--- RECORDS FOR THIS TASK ---

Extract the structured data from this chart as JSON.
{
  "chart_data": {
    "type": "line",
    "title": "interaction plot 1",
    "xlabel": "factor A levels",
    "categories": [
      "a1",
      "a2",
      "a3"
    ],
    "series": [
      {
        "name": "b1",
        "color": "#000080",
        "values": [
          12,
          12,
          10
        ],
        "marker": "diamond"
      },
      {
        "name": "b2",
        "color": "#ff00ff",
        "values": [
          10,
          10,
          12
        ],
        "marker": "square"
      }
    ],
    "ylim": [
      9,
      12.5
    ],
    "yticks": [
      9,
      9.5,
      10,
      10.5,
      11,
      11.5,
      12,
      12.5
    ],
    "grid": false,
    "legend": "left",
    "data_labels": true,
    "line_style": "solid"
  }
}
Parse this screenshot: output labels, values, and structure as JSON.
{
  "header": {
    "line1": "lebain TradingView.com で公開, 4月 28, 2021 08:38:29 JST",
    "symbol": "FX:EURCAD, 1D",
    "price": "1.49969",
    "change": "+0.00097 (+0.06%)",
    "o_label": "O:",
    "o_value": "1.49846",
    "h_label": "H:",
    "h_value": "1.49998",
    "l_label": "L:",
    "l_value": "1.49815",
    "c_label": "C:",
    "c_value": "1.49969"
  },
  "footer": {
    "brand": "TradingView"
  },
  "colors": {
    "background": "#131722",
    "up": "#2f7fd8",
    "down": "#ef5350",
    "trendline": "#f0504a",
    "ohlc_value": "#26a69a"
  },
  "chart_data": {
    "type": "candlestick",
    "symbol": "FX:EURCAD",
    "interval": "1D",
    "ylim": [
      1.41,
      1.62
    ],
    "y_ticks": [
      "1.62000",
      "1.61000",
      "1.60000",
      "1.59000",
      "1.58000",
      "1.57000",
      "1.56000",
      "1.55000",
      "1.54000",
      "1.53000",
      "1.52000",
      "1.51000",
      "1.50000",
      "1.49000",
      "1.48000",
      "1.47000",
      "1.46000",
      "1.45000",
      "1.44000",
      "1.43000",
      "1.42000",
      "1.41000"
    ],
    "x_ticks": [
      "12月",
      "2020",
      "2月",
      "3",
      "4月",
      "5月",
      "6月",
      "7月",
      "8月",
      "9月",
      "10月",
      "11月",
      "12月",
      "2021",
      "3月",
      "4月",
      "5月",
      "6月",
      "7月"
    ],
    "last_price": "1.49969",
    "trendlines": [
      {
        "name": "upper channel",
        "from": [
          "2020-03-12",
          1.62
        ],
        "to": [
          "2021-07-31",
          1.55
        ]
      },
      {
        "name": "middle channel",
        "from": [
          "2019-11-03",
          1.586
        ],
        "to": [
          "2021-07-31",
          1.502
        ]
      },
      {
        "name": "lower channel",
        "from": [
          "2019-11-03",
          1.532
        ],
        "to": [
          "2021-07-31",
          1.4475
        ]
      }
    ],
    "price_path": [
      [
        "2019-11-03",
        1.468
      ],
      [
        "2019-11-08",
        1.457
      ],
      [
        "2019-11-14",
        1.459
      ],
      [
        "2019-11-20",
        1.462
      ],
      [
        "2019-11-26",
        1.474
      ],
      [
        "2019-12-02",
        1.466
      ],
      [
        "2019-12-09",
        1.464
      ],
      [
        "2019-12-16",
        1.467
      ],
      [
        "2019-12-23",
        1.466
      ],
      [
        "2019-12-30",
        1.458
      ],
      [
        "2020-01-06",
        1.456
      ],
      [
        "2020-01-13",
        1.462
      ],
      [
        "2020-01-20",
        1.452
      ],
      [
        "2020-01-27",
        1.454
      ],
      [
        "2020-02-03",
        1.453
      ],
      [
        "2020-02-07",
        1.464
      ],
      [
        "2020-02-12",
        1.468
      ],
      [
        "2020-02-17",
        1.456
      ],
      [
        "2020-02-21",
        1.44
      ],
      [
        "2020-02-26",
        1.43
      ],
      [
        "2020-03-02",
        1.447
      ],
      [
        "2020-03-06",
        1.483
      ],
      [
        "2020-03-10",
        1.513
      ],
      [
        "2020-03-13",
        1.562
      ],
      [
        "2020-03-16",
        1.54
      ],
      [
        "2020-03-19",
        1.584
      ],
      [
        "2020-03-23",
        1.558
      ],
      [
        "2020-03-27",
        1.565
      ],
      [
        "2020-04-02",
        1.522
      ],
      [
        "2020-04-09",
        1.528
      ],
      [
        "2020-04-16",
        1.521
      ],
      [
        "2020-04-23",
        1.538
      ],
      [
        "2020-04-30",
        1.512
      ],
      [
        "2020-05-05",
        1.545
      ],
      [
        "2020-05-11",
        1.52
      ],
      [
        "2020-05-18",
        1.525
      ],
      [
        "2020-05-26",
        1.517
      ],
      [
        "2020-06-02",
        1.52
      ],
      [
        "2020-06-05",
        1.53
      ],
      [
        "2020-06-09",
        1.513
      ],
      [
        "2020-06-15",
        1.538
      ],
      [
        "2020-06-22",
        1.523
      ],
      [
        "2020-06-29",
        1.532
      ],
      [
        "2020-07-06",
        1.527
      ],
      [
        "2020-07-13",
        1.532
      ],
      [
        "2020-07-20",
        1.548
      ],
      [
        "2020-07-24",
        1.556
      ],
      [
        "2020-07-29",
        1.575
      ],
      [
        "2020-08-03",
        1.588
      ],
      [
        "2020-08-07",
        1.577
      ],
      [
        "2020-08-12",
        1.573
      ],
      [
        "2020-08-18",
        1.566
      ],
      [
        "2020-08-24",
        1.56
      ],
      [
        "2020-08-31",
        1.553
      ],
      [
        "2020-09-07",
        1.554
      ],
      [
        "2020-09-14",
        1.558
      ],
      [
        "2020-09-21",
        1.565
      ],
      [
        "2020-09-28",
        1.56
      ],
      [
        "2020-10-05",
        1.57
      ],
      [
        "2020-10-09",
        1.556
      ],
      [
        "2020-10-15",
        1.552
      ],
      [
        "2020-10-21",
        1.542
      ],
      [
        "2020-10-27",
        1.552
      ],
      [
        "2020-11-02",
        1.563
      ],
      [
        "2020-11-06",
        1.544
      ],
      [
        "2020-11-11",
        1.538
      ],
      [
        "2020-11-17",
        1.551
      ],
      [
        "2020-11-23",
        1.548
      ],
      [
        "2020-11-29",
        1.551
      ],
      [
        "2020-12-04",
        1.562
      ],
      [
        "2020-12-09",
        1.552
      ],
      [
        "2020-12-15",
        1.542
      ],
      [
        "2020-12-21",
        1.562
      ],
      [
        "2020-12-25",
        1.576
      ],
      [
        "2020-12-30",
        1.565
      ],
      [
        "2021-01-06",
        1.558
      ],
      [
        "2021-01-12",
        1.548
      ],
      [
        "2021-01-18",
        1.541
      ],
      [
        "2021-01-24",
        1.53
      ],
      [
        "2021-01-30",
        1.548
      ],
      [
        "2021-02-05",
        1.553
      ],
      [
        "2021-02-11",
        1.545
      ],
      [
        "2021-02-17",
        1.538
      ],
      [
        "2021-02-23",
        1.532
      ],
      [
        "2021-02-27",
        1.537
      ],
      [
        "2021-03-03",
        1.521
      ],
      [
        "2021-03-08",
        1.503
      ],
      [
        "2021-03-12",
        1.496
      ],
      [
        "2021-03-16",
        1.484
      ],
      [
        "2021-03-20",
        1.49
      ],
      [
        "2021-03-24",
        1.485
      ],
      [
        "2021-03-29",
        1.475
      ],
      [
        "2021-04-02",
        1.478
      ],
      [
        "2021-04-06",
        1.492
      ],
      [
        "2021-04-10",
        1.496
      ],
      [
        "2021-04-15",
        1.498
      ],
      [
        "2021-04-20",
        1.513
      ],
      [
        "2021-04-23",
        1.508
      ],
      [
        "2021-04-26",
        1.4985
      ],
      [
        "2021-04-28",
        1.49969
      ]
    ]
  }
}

---

TASK STATEMENT ▸
Scan the lines above for "TradingView", then copy every one that has it.

COMPLETE RESPONSE ▸
    "line1": "lebain TradingView.com で公開, 4月 28, 2021 08:38:29 JST",
    "brand": "TradingView"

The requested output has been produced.